[INPUT FOR THIS TASK start]
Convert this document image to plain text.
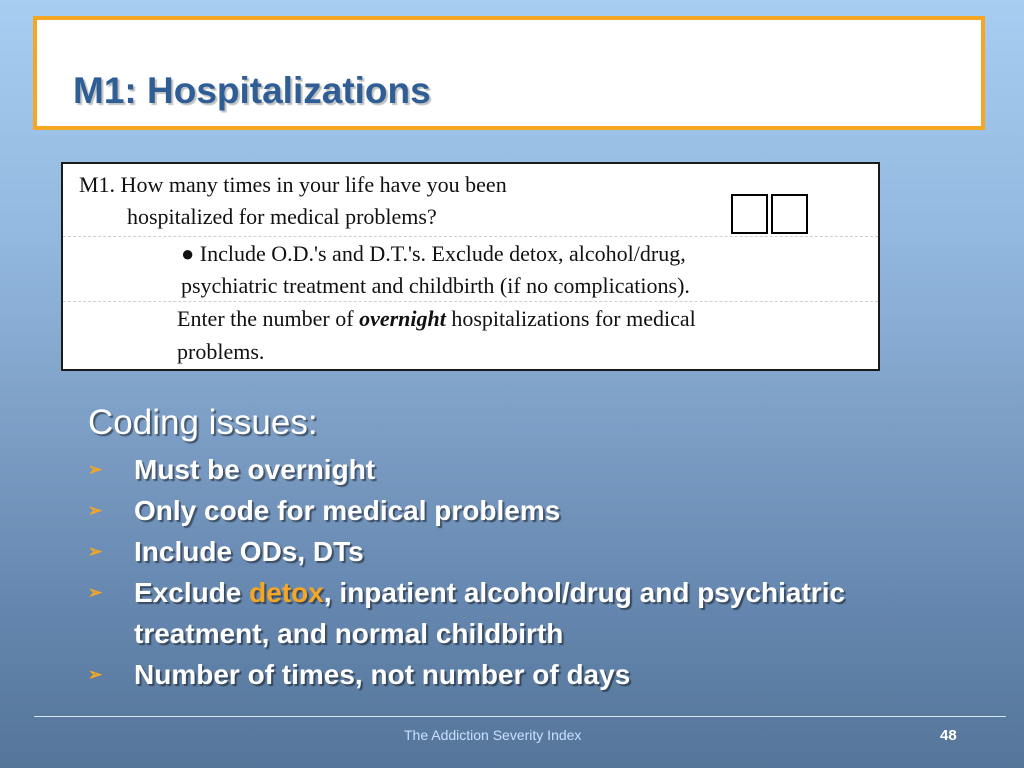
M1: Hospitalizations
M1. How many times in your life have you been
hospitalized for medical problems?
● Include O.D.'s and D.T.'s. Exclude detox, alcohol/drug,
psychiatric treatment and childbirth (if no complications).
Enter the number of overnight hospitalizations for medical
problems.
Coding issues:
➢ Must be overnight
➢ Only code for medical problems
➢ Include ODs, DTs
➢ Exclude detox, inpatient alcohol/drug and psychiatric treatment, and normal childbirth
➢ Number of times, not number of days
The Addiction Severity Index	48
[INPUT FOR THIS TASK end]
[INPUT FOR THIS TASK start]
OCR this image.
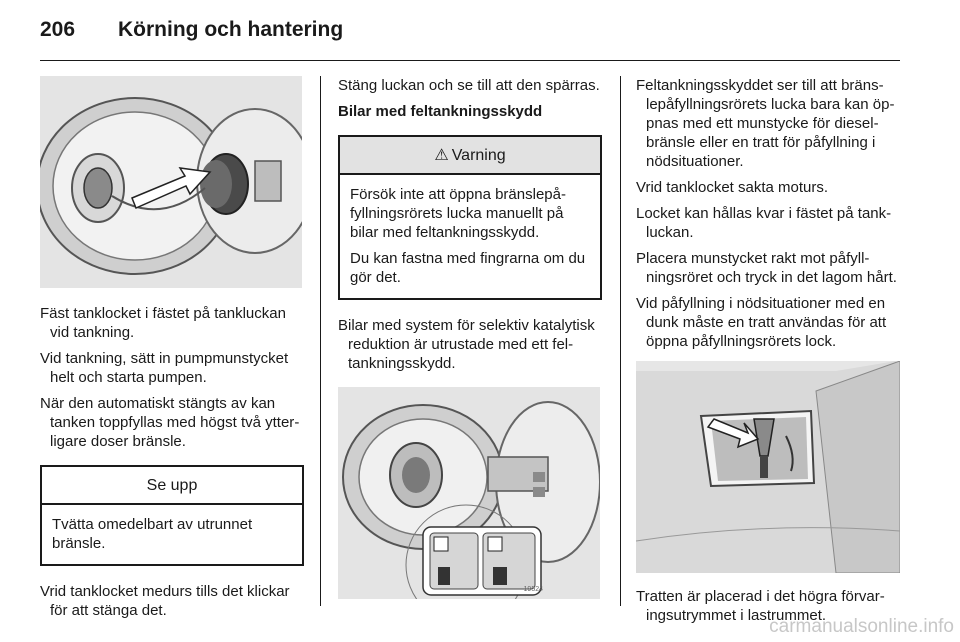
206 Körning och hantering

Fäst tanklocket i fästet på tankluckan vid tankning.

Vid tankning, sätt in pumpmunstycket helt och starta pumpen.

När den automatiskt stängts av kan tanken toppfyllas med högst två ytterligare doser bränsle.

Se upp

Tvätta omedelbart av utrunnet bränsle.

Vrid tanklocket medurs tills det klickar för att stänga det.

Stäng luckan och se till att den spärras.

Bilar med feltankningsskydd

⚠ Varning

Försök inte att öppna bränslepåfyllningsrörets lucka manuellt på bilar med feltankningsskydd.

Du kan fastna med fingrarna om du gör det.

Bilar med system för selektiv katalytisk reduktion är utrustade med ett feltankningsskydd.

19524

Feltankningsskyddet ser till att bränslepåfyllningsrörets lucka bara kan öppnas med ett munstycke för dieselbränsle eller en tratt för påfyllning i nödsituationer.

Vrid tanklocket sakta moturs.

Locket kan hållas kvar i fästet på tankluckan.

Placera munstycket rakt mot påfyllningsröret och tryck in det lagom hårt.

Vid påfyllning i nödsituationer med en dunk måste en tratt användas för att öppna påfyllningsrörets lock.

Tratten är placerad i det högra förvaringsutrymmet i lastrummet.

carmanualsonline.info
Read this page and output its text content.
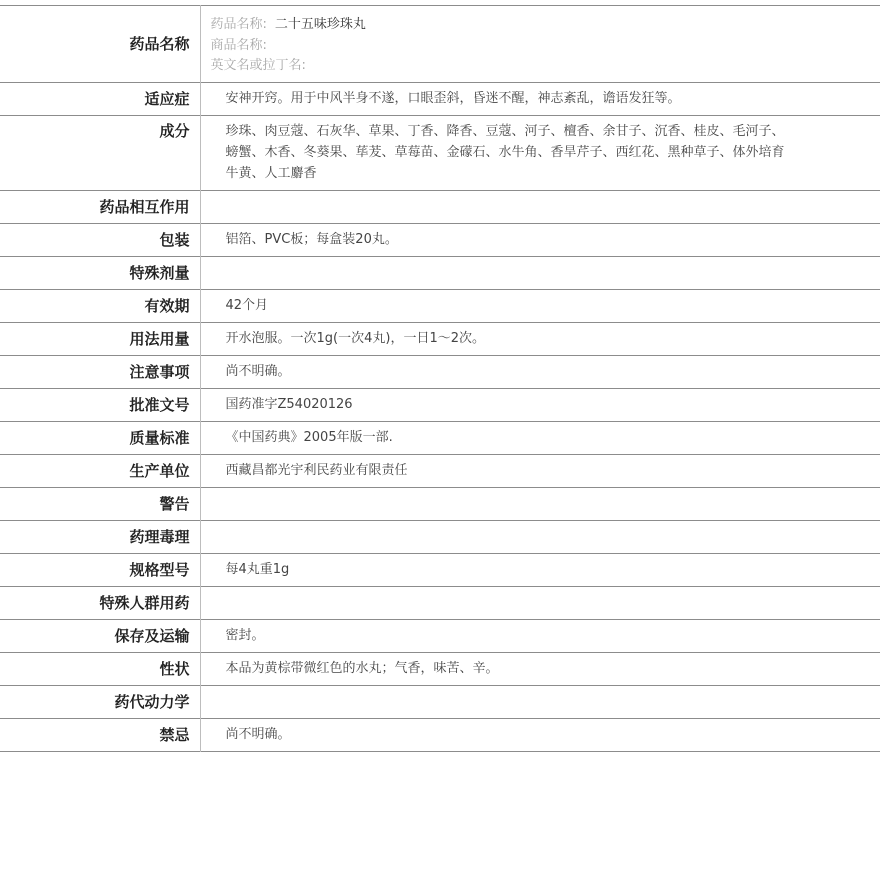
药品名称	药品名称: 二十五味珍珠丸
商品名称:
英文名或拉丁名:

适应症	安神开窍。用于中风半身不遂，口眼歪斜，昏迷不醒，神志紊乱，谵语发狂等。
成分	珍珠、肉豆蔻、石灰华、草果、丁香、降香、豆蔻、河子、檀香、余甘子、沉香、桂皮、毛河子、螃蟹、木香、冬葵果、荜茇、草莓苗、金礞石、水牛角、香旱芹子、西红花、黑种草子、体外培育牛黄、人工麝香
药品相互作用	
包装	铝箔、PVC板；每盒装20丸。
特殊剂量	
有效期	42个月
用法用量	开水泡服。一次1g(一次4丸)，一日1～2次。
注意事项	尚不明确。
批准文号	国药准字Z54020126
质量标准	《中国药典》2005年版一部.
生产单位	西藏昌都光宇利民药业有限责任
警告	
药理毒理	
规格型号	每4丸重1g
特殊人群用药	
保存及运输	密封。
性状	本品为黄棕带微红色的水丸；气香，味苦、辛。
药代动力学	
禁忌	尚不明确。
[INPUT FOR THIS TASK end]
PROBLEM DESCRIPTION -
Out of the material above, gather each line where "image" appears.

FULL SOLUTION -
Convert this document image to plain text.
OCR this image.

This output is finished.